### PROBLEM TO WORK ON
For every line in the records that has the word "this", make a copy.

§

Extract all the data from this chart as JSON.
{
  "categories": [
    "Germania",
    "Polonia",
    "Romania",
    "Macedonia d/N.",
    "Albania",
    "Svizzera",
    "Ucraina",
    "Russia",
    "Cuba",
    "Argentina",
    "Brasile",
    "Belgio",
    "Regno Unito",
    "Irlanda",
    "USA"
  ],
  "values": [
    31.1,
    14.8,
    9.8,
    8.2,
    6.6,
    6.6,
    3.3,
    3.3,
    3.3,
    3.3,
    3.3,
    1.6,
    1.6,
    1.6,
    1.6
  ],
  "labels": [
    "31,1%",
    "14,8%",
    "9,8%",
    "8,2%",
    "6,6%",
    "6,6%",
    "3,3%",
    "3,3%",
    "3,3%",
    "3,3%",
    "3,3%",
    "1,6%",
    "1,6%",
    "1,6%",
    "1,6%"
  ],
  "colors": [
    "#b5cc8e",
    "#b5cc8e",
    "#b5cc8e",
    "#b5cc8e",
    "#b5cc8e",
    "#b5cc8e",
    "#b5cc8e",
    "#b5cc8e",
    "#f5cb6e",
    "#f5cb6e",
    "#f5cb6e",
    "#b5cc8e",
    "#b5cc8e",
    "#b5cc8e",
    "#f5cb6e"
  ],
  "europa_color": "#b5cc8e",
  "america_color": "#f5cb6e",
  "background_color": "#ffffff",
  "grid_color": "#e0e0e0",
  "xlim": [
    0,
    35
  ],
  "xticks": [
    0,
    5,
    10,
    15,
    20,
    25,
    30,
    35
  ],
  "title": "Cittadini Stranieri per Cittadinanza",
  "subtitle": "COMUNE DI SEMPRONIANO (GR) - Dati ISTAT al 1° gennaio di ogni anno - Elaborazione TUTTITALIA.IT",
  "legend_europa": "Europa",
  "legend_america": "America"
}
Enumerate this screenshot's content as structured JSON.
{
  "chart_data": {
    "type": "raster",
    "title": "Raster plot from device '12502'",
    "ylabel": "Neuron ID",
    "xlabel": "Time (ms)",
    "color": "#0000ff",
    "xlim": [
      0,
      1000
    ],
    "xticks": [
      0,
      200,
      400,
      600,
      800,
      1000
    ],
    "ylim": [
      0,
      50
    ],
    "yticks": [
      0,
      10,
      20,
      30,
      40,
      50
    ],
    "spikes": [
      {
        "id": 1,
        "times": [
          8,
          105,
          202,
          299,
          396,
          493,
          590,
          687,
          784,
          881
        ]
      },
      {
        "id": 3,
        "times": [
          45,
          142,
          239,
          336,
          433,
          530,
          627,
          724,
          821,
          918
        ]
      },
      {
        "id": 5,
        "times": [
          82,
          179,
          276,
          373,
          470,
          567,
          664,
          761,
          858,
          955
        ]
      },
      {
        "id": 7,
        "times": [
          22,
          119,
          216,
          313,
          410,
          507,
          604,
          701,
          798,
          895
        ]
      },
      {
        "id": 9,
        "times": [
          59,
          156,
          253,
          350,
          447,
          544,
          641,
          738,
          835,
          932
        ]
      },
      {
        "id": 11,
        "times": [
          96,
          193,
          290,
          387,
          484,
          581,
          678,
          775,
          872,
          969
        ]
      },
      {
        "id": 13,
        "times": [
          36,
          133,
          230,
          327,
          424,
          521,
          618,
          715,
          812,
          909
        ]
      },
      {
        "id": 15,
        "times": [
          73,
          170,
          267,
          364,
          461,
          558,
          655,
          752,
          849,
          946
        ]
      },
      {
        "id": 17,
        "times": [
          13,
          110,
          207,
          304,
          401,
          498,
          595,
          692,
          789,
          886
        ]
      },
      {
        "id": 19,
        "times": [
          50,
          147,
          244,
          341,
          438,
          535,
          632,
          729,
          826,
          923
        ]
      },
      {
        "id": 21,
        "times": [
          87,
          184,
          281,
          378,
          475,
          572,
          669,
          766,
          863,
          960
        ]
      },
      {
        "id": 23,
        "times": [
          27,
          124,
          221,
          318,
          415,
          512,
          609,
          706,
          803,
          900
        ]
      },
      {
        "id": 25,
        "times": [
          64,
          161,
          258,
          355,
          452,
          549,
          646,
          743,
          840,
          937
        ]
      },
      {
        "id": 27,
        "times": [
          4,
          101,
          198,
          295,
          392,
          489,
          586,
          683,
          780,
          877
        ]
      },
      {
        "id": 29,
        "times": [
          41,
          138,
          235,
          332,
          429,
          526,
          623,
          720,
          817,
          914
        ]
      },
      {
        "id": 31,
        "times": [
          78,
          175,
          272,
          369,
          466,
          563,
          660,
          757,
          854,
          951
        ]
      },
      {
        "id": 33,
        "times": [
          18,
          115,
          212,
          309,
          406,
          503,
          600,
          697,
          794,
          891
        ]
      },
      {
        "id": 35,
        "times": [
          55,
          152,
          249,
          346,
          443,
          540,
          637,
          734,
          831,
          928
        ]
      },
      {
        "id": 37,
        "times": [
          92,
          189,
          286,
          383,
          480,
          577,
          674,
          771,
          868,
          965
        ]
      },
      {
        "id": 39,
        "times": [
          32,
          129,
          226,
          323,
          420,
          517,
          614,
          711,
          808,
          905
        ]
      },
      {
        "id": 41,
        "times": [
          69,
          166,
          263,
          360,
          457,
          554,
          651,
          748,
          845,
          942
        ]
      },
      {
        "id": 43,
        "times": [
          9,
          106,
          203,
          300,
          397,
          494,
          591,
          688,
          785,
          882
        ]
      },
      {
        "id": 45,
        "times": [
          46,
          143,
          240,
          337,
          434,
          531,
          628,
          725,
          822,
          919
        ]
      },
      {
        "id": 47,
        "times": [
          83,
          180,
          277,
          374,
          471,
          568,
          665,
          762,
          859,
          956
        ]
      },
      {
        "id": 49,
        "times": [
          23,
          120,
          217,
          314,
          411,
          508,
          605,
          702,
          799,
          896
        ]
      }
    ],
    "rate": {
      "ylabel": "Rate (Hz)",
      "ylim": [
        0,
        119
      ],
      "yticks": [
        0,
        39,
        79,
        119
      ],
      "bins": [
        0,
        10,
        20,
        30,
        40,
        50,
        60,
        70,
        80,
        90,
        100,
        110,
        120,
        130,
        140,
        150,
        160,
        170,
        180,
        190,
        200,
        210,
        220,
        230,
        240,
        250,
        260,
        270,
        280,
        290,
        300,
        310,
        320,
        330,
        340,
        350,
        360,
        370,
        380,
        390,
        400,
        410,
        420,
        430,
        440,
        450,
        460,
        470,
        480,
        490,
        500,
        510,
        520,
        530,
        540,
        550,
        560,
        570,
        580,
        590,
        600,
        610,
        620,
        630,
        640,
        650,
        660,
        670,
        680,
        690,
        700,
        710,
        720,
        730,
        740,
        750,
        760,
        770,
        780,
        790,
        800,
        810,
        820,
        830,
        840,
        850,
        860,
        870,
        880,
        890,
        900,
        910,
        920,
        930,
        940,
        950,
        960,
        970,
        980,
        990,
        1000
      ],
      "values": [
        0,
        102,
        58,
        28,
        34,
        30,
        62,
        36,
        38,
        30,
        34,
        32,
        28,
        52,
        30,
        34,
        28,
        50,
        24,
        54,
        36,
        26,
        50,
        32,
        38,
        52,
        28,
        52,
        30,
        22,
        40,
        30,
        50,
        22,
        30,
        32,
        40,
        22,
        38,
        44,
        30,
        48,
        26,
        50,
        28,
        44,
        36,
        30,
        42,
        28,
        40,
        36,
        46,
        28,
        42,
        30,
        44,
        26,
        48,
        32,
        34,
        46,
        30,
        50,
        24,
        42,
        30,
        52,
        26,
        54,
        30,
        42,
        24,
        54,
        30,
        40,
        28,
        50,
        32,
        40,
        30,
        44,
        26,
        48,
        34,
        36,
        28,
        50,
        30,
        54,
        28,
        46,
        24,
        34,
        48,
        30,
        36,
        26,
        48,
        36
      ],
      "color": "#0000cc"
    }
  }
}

§

### THE REPLY
Extract all the data from this chart as JSON.
Enumerate this screenshot's content as structured JSON.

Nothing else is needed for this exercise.